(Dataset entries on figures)
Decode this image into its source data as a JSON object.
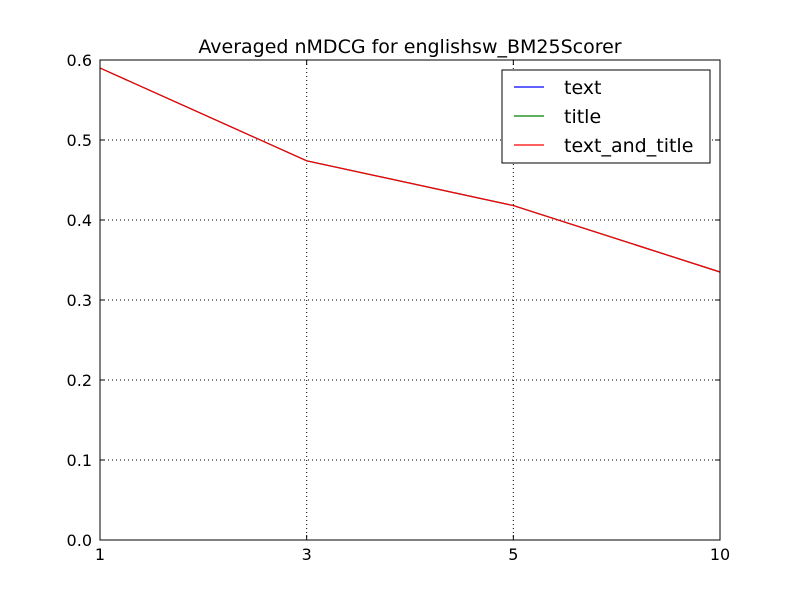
{
  "chart_data": {
    "type": "line",
    "title": "Averaged nMDCG for englishsw_BM25Scorer",
    "xlabel": "",
    "ylabel": "",
    "x": [
      "1",
      "3",
      "5",
      "10"
    ],
    "ylim": [
      0,
      0.6
    ],
    "yticks": [
      "0.0",
      "0.1",
      "0.2",
      "0.3",
      "0.4",
      "0.5",
      "0.6"
    ],
    "grid": true,
    "legend_position": "top-right",
    "series": [
      {
        "name": "text",
        "color": "#0000ff",
        "values": [
          0.59,
          0.474,
          0.418,
          0.335
        ]
      },
      {
        "name": "title",
        "color": "#008000",
        "values": [
          0.59,
          0.474,
          0.418,
          0.335
        ]
      },
      {
        "name": "text_and_title",
        "color": "#ff0000",
        "values": [
          0.59,
          0.474,
          0.418,
          0.335
        ]
      }
    ]
  }
}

Stated problem: Leave out the pictures and copy every record above exactly.

Solution:
Decode this image into its source data as a JSON object.
{
  "chart_data": {
    "type": "line",
    "title": "Averaged nMDCG for englishsw_BM25Scorer",
    "xlabel": "",
    "ylabel": "",
    "x": [
      "1",
      "3",
      "5",
      "10"
    ],
    "ylim": [
      0,
      0.6
    ],
    "yticks": [
      "0.0",
      "0.1",
      "0.2",
      "0.3",
      "0.4",
      "0.5",
      "0.6"
    ],
    "grid": true,
    "legend_position": "top-right",
    "series": [
      {
        "name": "text",
        "color": "#0000ff",
        "values": [
          0.59,
          0.474,
          0.418,
          0.335
        ]
      },
      {
        "name": "title",
        "color": "#008000",
        "values": [
          0.59,
          0.474,
          0.418,
          0.335
        ]
      },
      {
        "name": "text_and_title",
        "color": "#ff0000",
        "values": [
          0.59,
          0.474,
          0.418,
          0.335
        ]
      }
    ]
  }
}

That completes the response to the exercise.